-- Task data --
※

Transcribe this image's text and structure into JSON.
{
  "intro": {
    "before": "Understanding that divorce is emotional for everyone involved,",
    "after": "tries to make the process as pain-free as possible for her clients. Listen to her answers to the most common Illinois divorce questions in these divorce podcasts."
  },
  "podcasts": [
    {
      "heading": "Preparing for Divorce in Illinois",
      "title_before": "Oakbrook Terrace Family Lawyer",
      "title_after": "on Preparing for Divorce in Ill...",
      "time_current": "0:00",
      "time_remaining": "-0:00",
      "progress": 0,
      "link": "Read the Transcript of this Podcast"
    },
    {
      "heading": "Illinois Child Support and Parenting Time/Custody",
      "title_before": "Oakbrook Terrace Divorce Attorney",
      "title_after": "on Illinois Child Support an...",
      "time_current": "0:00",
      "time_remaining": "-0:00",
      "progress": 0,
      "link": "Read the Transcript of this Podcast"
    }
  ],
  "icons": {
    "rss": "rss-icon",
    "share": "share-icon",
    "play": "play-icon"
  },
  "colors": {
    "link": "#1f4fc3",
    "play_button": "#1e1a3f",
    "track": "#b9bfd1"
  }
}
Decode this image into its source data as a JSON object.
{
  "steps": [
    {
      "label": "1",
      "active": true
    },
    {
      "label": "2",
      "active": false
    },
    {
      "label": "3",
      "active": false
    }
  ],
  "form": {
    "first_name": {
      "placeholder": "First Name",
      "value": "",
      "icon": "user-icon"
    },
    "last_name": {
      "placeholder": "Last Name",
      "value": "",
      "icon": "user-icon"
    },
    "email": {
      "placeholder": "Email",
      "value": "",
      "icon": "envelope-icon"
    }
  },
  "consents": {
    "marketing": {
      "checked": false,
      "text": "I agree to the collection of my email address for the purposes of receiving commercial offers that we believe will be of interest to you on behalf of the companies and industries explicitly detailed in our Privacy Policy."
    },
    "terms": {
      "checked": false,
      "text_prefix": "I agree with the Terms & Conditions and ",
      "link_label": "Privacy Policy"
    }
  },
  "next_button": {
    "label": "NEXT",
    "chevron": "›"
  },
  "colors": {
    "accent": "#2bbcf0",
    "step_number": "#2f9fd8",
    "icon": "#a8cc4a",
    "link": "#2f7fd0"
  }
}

※

-- Written task --
Copy each record from above without leaving any out.

-- Response --
Transcribe this image's text and structure into JSON.
{
  "intro": {
    "before": "Understanding that divorce is emotional for everyone involved,",
    "after": "tries to make the process as pain-free as possible for her clients. Listen to her answers to the most common Illinois divorce questions in these divorce podcasts."
  },
  "podcasts": [
    {
      "heading": "Preparing for Divorce in Illinois",
      "title_before": "Oakbrook Terrace Family Lawyer",
      "title_after": "on Preparing for Divorce in Ill...",
      "time_current": "0:00",
      "time_remaining": "-0:00",
      "progress": 0,
      "link": "Read the Transcript of this Podcast"
    },
    {
      "heading": "Illinois Child Support and Parenting Time/Custody",
      "title_before": "Oakbrook Terrace Divorce Attorney",
      "title_after": "on Illinois Child Support an...",
      "time_current": "0:00",
      "time_remaining": "-0:00",
      "progress": 0,
      "link": "Read the Transcript of this Podcast"
    }
  ],
  "icons": {
    "rss": "rss-icon",
    "share": "share-icon",
    "play": "play-icon"
  },
  "colors": {
    "link": "#1f4fc3",
    "play_button": "#1e1a3f",
    "track": "#b9bfd1"
  }
}
Decode this image into its source data as a JSON object.
{
  "steps": [
    {
      "label": "1",
      "active": true
    },
    {
      "label": "2",
      "active": false
    },
    {
      "label": "3",
      "active": false
    }
  ],
  "form": {
    "first_name": {
      "placeholder": "First Name",
      "value": "",
      "icon": "user-icon"
    },
    "last_name": {
      "placeholder": "Last Name",
      "value": "",
      "icon": "user-icon"
    },
    "email": {
      "placeholder": "Email",
      "value": "",
      "icon": "envelope-icon"
    }
  },
  "consents": {
    "marketing": {
      "checked": false,
      "text": "I agree to the collection of my email address for the purposes of receiving commercial offers that we believe will be of interest to you on behalf of the companies and industries explicitly detailed in our Privacy Policy."
    },
    "terms": {
      "checked": false,
      "text_prefix": "I agree with the Terms & Conditions and ",
      "link_label": "Privacy Policy"
    }
  },
  "next_button": {
    "label": "NEXT",
    "chevron": "›"
  },
  "colors": {
    "accent": "#2bbcf0",
    "step_number": "#2f9fd8",
    "icon": "#a8cc4a",
    "link": "#2f7fd0"
  }
}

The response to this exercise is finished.